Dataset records
:::::

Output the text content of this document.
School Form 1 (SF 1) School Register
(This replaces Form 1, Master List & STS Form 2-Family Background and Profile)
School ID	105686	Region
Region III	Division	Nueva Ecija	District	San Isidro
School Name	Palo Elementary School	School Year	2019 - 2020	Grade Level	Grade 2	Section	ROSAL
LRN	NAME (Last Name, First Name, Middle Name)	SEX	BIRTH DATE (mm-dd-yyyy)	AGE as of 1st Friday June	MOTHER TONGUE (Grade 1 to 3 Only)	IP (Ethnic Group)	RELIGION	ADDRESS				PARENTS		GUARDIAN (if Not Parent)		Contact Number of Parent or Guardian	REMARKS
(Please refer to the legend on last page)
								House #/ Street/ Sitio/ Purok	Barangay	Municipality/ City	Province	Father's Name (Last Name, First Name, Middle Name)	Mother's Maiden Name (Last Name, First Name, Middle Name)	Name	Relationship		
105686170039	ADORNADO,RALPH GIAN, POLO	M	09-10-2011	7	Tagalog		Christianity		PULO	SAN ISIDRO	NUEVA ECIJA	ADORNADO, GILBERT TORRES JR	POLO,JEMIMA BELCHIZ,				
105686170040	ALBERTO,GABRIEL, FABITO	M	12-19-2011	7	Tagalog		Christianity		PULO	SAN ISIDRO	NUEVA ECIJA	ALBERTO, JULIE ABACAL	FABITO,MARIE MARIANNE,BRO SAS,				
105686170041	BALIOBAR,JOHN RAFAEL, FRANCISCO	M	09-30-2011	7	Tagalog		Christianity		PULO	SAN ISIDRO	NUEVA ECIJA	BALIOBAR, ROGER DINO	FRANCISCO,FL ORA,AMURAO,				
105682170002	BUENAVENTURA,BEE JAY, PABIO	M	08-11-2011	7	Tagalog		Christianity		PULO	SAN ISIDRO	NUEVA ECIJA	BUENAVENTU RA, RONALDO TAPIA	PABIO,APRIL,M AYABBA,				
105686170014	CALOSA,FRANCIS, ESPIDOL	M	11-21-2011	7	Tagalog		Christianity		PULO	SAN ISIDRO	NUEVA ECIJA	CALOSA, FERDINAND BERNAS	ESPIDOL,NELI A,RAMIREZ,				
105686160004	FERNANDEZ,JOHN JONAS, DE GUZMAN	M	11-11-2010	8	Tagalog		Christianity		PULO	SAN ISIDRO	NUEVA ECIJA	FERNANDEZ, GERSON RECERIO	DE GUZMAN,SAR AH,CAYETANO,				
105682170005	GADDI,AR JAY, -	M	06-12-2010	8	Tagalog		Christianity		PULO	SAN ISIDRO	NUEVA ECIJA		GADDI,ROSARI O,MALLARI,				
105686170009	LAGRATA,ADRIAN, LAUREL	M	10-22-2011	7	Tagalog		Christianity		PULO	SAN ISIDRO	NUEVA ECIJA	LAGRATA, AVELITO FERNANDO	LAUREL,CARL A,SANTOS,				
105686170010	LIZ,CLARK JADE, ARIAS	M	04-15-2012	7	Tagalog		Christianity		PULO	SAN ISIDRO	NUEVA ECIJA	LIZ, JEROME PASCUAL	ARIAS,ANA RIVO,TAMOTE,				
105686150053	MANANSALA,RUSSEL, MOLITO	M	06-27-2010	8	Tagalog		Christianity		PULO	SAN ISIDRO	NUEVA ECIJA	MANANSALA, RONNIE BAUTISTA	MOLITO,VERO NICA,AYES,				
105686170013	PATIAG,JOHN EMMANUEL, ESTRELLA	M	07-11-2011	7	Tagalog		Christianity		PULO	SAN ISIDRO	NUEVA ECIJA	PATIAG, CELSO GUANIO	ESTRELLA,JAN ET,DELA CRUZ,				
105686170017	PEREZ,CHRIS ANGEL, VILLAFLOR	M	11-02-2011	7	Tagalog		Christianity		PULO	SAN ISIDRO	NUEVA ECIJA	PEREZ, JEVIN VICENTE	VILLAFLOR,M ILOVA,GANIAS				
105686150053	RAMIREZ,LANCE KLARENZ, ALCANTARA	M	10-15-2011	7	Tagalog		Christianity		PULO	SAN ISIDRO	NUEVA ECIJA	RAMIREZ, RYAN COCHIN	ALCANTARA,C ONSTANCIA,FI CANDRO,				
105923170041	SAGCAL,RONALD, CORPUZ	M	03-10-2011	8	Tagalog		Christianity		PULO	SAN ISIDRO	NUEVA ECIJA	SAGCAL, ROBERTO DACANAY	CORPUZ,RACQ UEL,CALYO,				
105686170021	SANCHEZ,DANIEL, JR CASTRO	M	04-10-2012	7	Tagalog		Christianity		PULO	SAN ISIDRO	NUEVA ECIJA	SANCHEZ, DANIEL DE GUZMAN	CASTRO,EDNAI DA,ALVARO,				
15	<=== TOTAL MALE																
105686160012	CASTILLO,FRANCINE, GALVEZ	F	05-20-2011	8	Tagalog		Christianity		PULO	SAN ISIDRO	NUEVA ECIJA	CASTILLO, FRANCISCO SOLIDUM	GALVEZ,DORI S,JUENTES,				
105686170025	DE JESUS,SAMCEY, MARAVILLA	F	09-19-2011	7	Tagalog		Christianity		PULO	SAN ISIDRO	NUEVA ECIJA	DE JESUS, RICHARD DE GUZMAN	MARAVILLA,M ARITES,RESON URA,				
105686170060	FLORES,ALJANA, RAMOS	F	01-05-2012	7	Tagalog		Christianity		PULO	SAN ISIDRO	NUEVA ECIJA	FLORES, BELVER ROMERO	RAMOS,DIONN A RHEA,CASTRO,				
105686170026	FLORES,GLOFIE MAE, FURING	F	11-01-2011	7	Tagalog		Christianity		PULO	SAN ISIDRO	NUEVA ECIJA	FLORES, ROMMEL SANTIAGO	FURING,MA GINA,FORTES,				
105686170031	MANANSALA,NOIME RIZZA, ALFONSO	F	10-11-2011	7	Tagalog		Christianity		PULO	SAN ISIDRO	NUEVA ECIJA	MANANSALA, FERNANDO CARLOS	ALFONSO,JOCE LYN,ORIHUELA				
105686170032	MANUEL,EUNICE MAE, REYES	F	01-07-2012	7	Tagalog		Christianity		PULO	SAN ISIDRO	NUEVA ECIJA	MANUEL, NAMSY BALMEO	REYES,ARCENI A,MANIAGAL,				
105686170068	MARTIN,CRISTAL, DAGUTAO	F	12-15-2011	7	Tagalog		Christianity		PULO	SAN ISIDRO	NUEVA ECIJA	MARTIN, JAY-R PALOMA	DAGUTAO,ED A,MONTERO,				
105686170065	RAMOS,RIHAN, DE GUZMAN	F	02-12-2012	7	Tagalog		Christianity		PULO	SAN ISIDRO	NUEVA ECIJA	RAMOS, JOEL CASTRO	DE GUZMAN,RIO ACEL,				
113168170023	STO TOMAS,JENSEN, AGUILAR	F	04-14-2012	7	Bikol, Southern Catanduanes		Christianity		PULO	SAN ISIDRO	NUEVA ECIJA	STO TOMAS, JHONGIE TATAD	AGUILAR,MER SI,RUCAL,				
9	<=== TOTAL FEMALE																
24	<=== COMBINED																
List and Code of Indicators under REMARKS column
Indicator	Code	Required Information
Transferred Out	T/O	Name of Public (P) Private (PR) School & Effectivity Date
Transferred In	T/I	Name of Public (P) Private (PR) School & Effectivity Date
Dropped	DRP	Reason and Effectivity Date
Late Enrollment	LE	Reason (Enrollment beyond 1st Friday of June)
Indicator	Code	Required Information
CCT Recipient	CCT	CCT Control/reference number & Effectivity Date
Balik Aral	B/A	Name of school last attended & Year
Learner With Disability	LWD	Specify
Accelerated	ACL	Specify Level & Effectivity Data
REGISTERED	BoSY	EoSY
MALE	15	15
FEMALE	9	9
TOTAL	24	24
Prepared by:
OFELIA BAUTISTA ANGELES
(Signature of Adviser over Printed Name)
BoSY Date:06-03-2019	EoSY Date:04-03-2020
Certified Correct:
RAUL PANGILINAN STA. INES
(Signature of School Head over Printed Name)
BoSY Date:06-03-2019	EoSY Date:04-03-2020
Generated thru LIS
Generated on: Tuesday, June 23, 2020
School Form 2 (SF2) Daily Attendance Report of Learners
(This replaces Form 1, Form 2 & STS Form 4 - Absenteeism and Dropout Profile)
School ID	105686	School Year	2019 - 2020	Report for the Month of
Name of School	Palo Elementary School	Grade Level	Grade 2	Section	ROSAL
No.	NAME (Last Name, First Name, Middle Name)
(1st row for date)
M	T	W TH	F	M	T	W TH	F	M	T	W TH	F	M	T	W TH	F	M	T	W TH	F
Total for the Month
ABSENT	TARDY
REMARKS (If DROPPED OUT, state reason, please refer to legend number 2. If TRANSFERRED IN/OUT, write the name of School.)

:::::

◆ BRIEF ◆
Of all the lines in the data above, state how many include "Middle". Say only the number.

◆ FULL RESPONSE ◆
3